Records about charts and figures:
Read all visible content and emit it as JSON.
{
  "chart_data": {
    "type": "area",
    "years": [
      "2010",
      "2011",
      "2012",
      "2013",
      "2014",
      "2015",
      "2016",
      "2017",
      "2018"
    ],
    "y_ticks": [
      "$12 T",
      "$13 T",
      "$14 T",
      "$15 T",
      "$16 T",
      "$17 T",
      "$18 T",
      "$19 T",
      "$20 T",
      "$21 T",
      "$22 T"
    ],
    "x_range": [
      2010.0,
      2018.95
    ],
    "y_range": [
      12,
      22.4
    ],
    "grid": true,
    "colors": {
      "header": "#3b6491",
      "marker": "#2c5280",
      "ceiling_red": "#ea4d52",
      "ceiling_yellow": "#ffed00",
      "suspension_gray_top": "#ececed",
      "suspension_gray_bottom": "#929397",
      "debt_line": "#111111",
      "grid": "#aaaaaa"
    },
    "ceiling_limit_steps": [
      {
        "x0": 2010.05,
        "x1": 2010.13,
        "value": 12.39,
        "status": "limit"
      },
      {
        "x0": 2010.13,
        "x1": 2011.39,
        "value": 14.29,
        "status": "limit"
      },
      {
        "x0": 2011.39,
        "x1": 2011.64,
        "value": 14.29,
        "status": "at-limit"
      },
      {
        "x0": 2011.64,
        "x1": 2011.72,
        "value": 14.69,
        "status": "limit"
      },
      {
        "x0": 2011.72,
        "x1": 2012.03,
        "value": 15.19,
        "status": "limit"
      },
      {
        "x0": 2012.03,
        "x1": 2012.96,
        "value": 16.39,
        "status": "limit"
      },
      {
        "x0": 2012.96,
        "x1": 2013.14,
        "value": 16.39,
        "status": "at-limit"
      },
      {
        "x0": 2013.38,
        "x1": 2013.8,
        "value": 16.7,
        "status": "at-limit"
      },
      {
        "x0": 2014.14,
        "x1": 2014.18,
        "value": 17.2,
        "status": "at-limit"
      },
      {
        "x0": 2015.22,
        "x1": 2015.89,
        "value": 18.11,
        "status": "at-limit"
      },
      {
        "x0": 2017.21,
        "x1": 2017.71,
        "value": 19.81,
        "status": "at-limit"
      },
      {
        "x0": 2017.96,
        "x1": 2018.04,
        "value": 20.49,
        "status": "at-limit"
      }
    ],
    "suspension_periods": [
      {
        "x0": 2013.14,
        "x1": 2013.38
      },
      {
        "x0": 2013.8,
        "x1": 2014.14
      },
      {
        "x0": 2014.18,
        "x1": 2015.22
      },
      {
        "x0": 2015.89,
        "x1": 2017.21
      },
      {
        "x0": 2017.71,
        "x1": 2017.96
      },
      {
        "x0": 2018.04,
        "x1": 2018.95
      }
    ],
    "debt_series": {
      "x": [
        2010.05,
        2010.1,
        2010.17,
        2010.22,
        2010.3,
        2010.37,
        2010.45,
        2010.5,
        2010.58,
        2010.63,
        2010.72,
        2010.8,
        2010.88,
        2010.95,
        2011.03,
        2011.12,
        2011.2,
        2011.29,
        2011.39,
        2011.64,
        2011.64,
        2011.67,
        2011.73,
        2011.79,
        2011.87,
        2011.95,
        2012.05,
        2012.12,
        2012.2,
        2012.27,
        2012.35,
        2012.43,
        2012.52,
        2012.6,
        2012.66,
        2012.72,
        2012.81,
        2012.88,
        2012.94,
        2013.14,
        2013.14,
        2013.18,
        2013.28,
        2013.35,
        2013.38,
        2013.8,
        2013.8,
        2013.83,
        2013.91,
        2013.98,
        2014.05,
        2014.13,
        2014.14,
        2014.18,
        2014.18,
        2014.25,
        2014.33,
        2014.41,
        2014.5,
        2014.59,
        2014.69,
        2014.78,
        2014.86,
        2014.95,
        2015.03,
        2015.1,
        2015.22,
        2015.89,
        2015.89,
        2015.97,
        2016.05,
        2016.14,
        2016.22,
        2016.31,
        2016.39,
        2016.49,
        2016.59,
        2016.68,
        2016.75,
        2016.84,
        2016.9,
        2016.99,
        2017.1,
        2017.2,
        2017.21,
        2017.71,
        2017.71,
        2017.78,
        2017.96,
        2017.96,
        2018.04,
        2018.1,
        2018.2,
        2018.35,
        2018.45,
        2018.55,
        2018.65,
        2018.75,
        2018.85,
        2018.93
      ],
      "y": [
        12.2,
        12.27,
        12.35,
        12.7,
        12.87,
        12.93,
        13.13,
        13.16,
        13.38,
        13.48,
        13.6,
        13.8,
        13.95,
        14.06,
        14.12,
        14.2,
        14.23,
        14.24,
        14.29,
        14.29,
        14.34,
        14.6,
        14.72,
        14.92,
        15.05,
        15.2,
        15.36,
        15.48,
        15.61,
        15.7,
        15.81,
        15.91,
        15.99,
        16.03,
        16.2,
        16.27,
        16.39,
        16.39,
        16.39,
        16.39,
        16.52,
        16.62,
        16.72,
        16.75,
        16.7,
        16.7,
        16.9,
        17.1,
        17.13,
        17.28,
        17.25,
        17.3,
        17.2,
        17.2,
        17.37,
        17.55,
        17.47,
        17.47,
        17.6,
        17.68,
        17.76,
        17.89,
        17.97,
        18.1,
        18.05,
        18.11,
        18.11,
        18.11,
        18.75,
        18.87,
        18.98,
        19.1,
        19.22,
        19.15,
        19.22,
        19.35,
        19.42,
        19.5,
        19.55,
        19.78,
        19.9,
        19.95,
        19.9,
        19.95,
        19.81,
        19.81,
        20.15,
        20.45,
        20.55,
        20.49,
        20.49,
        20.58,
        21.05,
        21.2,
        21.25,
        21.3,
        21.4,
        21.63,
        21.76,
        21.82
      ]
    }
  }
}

- _WHAT THE EXERCISE ASKS_:
All of the entries should be written out again exactly.

- _THE RESULT_:
Read all visible content and emit it as JSON.
{
  "chart_data": {
    "type": "area",
    "years": [
      "2010",
      "2011",
      "2012",
      "2013",
      "2014",
      "2015",
      "2016",
      "2017",
      "2018"
    ],
    "y_ticks": [
      "$12 T",
      "$13 T",
      "$14 T",
      "$15 T",
      "$16 T",
      "$17 T",
      "$18 T",
      "$19 T",
      "$20 T",
      "$21 T",
      "$22 T"
    ],
    "x_range": [
      2010.0,
      2018.95
    ],
    "y_range": [
      12,
      22.4
    ],
    "grid": true,
    "colors": {
      "header": "#3b6491",
      "marker": "#2c5280",
      "ceiling_red": "#ea4d52",
      "ceiling_yellow": "#ffed00",
      "suspension_gray_top": "#ececed",
      "suspension_gray_bottom": "#929397",
      "debt_line": "#111111",
      "grid": "#aaaaaa"
    },
    "ceiling_limit_steps": [
      {
        "x0": 2010.05,
        "x1": 2010.13,
        "value": 12.39,
        "status": "limit"
      },
      {
        "x0": 2010.13,
        "x1": 2011.39,
        "value": 14.29,
        "status": "limit"
      },
      {
        "x0": 2011.39,
        "x1": 2011.64,
        "value": 14.29,
        "status": "at-limit"
      },
      {
        "x0": 2011.64,
        "x1": 2011.72,
        "value": 14.69,
        "status": "limit"
      },
      {
        "x0": 2011.72,
        "x1": 2012.03,
        "value": 15.19,
        "status": "limit"
      },
      {
        "x0": 2012.03,
        "x1": 2012.96,
        "value": 16.39,
        "status": "limit"
      },
      {
        "x0": 2012.96,
        "x1": 2013.14,
        "value": 16.39,
        "status": "at-limit"
      },
      {
        "x0": 2013.38,
        "x1": 2013.8,
        "value": 16.7,
        "status": "at-limit"
      },
      {
        "x0": 2014.14,
        "x1": 2014.18,
        "value": 17.2,
        "status": "at-limit"
      },
      {
        "x0": 2015.22,
        "x1": 2015.89,
        "value": 18.11,
        "status": "at-limit"
      },
      {
        "x0": 2017.21,
        "x1": 2017.71,
        "value": 19.81,
        "status": "at-limit"
      },
      {
        "x0": 2017.96,
        "x1": 2018.04,
        "value": 20.49,
        "status": "at-limit"
      }
    ],
    "suspension_periods": [
      {
        "x0": 2013.14,
        "x1": 2013.38
      },
      {
        "x0": 2013.8,
        "x1": 2014.14
      },
      {
        "x0": 2014.18,
        "x1": 2015.22
      },
      {
        "x0": 2015.89,
        "x1": 2017.21
      },
      {
        "x0": 2017.71,
        "x1": 2017.96
      },
      {
        "x0": 2018.04,
        "x1": 2018.95
      }
    ],
    "debt_series": {
      "x": [
        2010.05,
        2010.1,
        2010.17,
        2010.22,
        2010.3,
        2010.37,
        2010.45,
        2010.5,
        2010.58,
        2010.63,
        2010.72,
        2010.8,
        2010.88,
        2010.95,
        2011.03,
        2011.12,
        2011.2,
        2011.29,
        2011.39,
        2011.64,
        2011.64,
        2011.67,
        2011.73,
        2011.79,
        2011.87,
        2011.95,
        2012.05,
        2012.12,
        2012.2,
        2012.27,
        2012.35,
        2012.43,
        2012.52,
        2012.6,
        2012.66,
        2012.72,
        2012.81,
        2012.88,
        2012.94,
        2013.14,
        2013.14,
        2013.18,
        2013.28,
        2013.35,
        2013.38,
        2013.8,
        2013.8,
        2013.83,
        2013.91,
        2013.98,
        2014.05,
        2014.13,
        2014.14,
        2014.18,
        2014.18,
        2014.25,
        2014.33,
        2014.41,
        2014.5,
        2014.59,
        2014.69,
        2014.78,
        2014.86,
        2014.95,
        2015.03,
        2015.1,
        2015.22,
        2015.89,
        2015.89,
        2015.97,
        2016.05,
        2016.14,
        2016.22,
        2016.31,
        2016.39,
        2016.49,
        2016.59,
        2016.68,
        2016.75,
        2016.84,
        2016.9,
        2016.99,
        2017.1,
        2017.2,
        2017.21,
        2017.71,
        2017.71,
        2017.78,
        2017.96,
        2017.96,
        2018.04,
        2018.1,
        2018.2,
        2018.35,
        2018.45,
        2018.55,
        2018.65,
        2018.75,
        2018.85,
        2018.93
      ],
      "y": [
        12.2,
        12.27,
        12.35,
        12.7,
        12.87,
        12.93,
        13.13,
        13.16,
        13.38,
        13.48,
        13.6,
        13.8,
        13.95,
        14.06,
        14.12,
        14.2,
        14.23,
        14.24,
        14.29,
        14.29,
        14.34,
        14.6,
        14.72,
        14.92,
        15.05,
        15.2,
        15.36,
        15.48,
        15.61,
        15.7,
        15.81,
        15.91,
        15.99,
        16.03,
        16.2,
        16.27,
        16.39,
        16.39,
        16.39,
        16.39,
        16.52,
        16.62,
        16.72,
        16.75,
        16.7,
        16.7,
        16.9,
        17.1,
        17.13,
        17.28,
        17.25,
        17.3,
        17.2,
        17.2,
        17.37,
        17.55,
        17.47,
        17.47,
        17.6,
        17.68,
        17.76,
        17.89,
        17.97,
        18.1,
        18.05,
        18.11,
        18.11,
        18.11,
        18.75,
        18.87,
        18.98,
        19.1,
        19.22,
        19.15,
        19.22,
        19.35,
        19.42,
        19.5,
        19.55,
        19.78,
        19.9,
        19.95,
        19.9,
        19.95,
        19.81,
        19.81,
        20.15,
        20.45,
        20.55,
        20.49,
        20.49,
        20.58,
        21.05,
        21.2,
        21.25,
        21.3,
        21.4,
        21.63,
        21.76,
        21.82
      ]
    }
  }
}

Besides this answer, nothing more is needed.